WHAT IS NEEDED → Read through the data and report every line in which the word "Social" occurs.

RECORDS FOR THE EXERCISE →
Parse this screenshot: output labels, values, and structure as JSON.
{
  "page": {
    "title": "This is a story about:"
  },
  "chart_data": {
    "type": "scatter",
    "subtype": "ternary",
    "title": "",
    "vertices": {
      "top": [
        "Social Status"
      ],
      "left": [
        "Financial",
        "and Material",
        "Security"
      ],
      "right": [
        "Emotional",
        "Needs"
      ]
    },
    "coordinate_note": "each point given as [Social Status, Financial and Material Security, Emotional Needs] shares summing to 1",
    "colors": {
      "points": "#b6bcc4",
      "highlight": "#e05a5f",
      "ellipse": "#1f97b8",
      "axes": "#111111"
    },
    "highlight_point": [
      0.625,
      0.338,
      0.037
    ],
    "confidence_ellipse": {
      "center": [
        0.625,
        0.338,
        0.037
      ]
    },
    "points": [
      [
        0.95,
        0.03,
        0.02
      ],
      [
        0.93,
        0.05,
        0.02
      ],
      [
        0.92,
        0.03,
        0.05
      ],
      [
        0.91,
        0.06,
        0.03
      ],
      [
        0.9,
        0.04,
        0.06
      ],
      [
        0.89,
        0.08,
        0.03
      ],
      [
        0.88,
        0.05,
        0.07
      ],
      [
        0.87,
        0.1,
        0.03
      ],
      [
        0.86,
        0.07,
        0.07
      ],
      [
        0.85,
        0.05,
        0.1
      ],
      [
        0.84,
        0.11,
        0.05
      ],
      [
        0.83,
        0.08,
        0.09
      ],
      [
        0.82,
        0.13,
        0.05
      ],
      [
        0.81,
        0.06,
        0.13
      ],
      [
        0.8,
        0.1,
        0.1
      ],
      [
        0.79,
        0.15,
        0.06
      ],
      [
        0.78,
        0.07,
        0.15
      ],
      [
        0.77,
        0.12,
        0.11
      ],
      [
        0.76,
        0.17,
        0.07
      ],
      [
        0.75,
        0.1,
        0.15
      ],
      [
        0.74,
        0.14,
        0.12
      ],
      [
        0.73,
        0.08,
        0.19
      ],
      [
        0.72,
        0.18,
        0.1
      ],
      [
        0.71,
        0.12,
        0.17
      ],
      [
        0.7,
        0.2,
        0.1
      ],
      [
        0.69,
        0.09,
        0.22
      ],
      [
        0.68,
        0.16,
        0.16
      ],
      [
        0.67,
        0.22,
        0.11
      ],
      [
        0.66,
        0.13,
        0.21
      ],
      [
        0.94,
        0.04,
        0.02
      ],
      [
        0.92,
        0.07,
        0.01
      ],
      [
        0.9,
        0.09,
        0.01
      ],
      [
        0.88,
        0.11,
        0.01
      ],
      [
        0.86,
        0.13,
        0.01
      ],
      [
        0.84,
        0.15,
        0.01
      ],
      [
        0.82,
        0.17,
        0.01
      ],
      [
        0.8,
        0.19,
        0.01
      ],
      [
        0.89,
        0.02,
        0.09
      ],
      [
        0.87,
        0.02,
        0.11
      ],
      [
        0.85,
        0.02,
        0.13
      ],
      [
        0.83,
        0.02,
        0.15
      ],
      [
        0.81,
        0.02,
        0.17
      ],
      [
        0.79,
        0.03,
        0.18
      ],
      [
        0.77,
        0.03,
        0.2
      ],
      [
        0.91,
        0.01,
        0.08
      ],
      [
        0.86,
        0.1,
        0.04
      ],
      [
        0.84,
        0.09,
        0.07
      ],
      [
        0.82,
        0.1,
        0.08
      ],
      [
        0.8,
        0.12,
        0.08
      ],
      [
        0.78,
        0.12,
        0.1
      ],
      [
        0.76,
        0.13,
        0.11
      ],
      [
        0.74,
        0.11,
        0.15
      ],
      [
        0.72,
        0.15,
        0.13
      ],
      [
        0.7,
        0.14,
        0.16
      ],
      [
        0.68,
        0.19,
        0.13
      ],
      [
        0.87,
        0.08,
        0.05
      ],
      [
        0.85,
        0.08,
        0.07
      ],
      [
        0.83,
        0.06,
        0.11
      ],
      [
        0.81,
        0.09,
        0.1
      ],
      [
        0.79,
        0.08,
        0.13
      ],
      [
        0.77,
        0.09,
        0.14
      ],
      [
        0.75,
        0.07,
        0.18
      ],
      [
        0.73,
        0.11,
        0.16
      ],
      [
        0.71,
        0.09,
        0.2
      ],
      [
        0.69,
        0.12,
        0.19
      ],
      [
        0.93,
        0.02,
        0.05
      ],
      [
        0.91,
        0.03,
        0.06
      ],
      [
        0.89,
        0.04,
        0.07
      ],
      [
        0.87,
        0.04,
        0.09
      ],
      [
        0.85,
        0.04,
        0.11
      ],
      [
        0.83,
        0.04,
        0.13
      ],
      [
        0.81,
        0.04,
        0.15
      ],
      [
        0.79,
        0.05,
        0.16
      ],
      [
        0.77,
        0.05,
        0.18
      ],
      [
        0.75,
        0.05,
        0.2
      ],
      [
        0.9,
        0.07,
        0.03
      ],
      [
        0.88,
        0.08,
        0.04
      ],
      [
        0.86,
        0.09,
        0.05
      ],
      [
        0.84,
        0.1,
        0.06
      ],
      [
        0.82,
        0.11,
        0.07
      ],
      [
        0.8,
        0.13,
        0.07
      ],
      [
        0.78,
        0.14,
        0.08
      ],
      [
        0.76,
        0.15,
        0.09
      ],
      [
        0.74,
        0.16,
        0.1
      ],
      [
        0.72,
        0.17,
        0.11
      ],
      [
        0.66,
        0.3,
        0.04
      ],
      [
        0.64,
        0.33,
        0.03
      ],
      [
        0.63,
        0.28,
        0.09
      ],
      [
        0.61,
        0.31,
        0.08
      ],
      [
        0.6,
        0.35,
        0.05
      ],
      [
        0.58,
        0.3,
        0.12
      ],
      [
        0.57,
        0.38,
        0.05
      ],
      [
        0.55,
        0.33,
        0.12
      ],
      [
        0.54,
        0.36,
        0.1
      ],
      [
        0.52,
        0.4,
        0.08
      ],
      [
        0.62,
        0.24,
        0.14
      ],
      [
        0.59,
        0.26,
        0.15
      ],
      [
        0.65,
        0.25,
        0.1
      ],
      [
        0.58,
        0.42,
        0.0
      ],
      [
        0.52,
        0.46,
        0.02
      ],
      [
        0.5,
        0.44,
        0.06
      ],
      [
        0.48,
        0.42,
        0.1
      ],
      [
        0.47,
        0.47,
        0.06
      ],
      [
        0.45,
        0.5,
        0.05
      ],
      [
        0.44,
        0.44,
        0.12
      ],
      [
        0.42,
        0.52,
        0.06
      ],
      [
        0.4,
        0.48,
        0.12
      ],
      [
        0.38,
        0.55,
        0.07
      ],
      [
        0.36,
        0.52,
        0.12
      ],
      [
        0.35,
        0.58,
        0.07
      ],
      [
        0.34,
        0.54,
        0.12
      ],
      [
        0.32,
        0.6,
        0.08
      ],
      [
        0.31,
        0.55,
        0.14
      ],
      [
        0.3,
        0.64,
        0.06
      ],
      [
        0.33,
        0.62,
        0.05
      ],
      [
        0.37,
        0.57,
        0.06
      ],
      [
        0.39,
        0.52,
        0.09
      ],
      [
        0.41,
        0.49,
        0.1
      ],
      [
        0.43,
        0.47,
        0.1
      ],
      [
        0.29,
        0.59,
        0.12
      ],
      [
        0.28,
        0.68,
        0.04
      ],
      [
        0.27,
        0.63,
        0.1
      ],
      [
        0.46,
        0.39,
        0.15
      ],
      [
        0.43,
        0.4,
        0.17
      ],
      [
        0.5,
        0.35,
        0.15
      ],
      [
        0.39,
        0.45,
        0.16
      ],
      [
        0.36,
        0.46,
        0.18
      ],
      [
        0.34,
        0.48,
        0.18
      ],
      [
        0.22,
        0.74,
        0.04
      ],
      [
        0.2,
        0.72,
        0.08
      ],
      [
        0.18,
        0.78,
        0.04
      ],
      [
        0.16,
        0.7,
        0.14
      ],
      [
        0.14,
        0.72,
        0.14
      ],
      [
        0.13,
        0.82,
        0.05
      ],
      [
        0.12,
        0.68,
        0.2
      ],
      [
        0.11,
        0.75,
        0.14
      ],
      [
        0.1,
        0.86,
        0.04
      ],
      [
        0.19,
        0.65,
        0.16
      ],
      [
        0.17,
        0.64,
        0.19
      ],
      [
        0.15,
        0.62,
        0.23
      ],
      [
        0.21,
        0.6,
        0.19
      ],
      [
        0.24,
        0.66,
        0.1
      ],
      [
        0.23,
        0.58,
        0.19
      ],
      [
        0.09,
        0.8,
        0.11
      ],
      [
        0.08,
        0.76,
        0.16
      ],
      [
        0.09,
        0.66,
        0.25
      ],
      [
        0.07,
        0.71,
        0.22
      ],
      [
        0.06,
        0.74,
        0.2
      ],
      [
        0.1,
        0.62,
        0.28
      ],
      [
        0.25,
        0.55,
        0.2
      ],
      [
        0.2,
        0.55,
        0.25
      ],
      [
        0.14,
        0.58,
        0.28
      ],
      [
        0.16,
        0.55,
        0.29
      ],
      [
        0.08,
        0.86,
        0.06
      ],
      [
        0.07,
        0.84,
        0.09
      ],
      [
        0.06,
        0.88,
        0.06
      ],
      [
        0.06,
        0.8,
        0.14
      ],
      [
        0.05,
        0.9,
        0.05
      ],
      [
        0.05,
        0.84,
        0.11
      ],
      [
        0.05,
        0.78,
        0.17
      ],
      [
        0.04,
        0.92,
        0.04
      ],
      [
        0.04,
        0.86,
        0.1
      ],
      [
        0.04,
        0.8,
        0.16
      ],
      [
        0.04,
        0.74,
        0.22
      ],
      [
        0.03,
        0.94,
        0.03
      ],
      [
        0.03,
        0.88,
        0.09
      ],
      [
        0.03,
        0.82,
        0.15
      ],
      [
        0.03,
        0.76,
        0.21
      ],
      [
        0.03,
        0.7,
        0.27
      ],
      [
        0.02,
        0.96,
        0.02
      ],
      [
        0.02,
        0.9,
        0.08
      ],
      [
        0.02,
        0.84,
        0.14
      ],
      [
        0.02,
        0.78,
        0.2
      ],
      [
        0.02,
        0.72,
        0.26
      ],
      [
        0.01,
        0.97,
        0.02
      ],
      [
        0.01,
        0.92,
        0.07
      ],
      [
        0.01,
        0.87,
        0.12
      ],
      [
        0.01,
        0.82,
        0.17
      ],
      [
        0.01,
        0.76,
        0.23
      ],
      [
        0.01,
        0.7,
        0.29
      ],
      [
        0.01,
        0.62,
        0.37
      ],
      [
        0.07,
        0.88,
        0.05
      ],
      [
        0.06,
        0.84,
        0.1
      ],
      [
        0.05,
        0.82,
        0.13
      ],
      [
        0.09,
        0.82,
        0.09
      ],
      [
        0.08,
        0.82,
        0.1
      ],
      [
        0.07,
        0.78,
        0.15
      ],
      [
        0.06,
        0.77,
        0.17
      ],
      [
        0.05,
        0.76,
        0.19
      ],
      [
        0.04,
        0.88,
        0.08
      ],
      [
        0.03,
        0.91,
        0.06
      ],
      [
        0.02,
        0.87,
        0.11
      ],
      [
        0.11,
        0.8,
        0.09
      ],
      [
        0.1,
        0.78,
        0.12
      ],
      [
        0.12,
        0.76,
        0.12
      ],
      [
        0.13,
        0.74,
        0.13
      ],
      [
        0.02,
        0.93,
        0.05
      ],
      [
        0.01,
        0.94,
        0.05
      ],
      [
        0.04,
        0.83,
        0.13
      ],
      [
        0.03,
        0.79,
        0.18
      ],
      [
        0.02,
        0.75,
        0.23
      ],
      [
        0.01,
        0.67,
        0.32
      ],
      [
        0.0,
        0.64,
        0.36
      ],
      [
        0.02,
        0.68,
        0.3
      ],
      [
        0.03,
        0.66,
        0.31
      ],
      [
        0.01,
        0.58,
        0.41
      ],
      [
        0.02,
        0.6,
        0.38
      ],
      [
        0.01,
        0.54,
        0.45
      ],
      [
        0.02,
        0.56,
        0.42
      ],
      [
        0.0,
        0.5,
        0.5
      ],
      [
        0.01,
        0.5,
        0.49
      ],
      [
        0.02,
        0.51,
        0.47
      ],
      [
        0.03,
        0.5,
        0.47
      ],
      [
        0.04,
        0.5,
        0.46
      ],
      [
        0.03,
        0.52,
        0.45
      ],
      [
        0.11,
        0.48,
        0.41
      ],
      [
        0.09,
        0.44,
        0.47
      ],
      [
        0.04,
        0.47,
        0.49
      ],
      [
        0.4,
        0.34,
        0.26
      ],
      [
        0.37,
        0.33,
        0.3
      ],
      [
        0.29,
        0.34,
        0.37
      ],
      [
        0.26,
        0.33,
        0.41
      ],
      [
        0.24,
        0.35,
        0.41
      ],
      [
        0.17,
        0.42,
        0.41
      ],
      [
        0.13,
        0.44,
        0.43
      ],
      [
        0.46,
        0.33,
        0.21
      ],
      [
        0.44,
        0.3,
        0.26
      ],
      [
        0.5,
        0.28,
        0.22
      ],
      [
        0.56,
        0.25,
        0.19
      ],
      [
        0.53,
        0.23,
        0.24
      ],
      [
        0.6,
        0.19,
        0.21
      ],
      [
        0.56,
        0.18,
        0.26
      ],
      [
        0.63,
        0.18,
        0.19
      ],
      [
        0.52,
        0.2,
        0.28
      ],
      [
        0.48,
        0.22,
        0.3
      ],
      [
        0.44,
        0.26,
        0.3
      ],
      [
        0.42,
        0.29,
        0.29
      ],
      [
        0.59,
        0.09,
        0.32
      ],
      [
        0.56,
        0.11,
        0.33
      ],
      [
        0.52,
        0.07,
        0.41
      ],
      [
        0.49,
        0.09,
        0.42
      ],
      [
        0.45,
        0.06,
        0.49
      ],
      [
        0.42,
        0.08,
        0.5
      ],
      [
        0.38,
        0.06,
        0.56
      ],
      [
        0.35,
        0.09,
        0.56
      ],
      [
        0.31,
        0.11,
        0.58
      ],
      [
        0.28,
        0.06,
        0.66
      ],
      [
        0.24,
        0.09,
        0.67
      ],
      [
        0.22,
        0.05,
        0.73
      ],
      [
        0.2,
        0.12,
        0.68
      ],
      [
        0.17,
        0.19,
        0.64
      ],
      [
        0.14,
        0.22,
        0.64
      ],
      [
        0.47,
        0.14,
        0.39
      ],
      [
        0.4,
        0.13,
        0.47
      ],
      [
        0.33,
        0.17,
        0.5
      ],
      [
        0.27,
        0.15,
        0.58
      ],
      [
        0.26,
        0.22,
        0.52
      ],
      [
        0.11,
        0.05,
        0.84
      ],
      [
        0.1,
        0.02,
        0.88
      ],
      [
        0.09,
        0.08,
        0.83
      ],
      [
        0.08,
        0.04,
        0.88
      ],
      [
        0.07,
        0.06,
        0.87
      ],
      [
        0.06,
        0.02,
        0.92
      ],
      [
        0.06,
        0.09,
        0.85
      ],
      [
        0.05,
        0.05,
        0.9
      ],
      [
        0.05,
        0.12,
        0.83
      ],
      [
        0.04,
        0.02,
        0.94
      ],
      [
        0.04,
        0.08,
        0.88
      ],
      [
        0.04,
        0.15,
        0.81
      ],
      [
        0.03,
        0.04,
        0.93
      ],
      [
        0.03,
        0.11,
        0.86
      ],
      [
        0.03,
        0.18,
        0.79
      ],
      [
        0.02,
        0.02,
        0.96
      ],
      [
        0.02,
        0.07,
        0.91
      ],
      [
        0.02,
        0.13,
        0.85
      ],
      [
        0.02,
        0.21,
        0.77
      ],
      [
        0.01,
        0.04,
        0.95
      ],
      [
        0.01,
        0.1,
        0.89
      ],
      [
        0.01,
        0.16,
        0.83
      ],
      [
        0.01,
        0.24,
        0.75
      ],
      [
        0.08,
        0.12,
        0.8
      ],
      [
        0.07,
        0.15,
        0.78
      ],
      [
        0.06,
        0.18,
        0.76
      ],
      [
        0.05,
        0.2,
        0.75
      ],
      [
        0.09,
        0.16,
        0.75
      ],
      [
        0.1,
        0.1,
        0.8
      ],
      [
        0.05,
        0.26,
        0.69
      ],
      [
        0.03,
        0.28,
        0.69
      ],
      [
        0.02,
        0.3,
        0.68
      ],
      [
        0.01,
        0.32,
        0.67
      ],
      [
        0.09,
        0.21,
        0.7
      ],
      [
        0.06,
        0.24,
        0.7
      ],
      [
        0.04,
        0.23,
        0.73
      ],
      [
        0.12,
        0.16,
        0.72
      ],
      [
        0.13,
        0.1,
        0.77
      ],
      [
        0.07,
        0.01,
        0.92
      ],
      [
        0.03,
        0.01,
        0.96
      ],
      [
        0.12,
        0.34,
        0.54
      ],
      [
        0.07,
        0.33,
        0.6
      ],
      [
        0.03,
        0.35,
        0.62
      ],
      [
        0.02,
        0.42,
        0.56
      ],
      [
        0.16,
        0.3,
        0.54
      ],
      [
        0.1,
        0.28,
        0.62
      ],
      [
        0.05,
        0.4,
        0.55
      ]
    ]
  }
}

FULL SOLUTION →
        "Social Status"
    "coordinate_note": "each point given as [Social Status, Financial and Material Security, Emotional Needs] shares summing to 1",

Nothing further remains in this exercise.